▶ Your assignment:
What lines in the records below include the word "subjetivismo"? Return each one.

Dataset rows of page text
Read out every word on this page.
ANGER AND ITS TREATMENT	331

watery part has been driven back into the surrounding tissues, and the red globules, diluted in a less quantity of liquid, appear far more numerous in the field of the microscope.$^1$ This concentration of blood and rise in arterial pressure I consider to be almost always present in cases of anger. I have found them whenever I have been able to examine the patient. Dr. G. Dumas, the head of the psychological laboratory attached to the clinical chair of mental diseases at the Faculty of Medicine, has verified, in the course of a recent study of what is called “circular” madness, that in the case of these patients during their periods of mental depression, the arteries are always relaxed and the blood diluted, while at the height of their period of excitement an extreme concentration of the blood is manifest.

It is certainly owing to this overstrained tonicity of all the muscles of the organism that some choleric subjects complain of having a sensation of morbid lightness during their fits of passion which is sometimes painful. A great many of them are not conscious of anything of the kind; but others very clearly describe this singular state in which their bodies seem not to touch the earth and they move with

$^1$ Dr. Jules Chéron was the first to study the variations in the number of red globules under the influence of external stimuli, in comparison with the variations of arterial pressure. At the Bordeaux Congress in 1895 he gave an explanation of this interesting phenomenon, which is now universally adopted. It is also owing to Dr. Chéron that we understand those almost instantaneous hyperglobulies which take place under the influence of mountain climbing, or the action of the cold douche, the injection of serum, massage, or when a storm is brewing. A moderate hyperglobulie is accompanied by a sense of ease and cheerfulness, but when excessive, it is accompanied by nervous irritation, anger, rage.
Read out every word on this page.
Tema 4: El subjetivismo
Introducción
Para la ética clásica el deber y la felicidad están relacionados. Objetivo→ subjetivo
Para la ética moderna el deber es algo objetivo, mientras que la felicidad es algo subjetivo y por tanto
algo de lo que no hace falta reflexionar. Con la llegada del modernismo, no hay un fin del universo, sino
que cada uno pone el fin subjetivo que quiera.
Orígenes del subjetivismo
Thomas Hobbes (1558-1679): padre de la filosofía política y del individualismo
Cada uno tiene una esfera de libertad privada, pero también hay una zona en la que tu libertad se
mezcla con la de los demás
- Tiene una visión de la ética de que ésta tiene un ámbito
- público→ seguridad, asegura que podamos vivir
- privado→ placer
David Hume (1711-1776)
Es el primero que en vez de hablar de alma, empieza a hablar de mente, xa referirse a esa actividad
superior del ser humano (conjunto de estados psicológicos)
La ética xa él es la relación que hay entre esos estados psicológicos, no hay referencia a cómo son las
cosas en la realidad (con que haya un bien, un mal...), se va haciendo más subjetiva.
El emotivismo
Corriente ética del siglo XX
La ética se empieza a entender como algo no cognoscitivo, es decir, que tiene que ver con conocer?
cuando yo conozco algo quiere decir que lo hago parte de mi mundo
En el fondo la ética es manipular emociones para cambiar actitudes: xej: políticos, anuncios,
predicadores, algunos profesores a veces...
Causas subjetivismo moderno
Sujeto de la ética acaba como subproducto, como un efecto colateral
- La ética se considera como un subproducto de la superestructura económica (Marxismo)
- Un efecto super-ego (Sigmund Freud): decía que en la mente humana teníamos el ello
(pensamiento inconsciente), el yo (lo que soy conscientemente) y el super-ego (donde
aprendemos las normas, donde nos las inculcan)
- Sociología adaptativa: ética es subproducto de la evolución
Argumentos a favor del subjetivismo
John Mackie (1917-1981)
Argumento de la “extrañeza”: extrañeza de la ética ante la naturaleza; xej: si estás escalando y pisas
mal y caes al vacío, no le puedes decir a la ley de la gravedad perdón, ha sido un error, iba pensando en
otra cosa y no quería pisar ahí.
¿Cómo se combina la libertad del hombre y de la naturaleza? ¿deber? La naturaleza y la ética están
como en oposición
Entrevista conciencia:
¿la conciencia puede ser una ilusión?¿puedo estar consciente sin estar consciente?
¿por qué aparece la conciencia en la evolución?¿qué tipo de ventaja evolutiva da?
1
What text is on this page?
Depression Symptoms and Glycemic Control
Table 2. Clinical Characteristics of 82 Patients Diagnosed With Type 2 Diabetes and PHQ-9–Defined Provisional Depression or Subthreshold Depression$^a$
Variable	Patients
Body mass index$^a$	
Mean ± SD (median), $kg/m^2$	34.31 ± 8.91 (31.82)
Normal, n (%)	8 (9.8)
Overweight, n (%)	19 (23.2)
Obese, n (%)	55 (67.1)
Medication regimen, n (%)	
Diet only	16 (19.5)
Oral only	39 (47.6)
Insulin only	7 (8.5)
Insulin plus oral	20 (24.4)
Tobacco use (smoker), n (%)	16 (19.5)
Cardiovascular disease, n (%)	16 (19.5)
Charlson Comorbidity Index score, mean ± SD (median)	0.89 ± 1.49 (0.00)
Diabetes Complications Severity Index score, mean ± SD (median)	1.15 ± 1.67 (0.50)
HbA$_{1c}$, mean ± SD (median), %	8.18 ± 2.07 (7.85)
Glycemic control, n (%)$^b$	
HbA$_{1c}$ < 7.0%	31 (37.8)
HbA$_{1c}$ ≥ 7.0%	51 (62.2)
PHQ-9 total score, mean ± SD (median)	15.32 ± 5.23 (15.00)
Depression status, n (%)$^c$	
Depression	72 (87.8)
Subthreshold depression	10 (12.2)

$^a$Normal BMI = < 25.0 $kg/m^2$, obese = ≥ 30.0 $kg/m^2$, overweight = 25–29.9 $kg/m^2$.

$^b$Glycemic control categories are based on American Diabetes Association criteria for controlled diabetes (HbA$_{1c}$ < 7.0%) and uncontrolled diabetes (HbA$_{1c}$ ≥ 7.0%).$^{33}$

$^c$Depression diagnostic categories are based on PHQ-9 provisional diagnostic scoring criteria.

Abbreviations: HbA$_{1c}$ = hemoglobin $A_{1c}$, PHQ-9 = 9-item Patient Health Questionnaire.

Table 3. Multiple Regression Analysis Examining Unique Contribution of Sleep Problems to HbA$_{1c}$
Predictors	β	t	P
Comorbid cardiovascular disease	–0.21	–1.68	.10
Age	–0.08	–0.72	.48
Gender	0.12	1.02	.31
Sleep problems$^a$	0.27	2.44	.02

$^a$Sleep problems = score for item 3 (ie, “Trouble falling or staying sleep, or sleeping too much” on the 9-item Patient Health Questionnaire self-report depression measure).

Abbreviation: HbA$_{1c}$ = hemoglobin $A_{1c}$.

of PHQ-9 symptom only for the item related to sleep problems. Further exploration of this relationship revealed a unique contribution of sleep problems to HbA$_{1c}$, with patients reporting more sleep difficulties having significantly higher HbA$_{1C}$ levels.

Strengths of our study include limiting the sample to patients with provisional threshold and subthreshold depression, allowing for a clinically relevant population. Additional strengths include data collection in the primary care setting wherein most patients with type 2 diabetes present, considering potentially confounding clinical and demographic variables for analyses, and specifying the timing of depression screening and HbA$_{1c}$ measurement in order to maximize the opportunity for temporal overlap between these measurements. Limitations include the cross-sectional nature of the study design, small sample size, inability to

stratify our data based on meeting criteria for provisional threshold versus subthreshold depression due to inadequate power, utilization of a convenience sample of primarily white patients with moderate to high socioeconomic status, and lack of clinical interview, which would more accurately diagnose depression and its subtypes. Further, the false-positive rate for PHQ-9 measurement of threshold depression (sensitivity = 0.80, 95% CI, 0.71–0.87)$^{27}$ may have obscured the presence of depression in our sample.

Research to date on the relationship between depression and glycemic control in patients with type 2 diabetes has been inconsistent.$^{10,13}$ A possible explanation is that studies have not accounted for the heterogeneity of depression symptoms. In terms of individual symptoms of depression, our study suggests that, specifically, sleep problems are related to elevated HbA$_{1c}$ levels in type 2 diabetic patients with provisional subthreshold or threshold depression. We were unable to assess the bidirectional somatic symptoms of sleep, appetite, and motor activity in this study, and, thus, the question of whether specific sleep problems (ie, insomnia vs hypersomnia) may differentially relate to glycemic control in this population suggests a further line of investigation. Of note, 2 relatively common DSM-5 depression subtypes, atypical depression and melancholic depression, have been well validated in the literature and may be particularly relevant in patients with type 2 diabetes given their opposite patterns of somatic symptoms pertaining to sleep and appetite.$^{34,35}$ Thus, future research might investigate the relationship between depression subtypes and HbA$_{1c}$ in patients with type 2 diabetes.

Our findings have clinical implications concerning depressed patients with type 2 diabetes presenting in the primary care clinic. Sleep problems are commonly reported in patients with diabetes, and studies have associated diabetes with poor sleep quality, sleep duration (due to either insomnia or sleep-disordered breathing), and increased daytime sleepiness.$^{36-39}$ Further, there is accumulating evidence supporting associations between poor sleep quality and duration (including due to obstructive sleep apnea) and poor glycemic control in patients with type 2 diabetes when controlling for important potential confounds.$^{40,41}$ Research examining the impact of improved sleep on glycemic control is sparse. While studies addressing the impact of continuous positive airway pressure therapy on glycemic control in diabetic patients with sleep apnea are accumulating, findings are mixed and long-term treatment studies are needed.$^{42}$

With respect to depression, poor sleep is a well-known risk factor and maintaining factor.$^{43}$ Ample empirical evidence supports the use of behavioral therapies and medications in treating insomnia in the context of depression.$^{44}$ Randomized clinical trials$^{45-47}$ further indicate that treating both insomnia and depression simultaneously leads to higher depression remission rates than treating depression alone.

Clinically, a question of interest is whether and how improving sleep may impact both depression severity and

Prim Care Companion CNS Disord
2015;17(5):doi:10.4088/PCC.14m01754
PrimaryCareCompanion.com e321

▶ Solution to the problem:
Tema 4: El subjetivismo
Orígenes del subjetivismo
Causas subjetivismo moderno
Argumentos a favor del subjetivismo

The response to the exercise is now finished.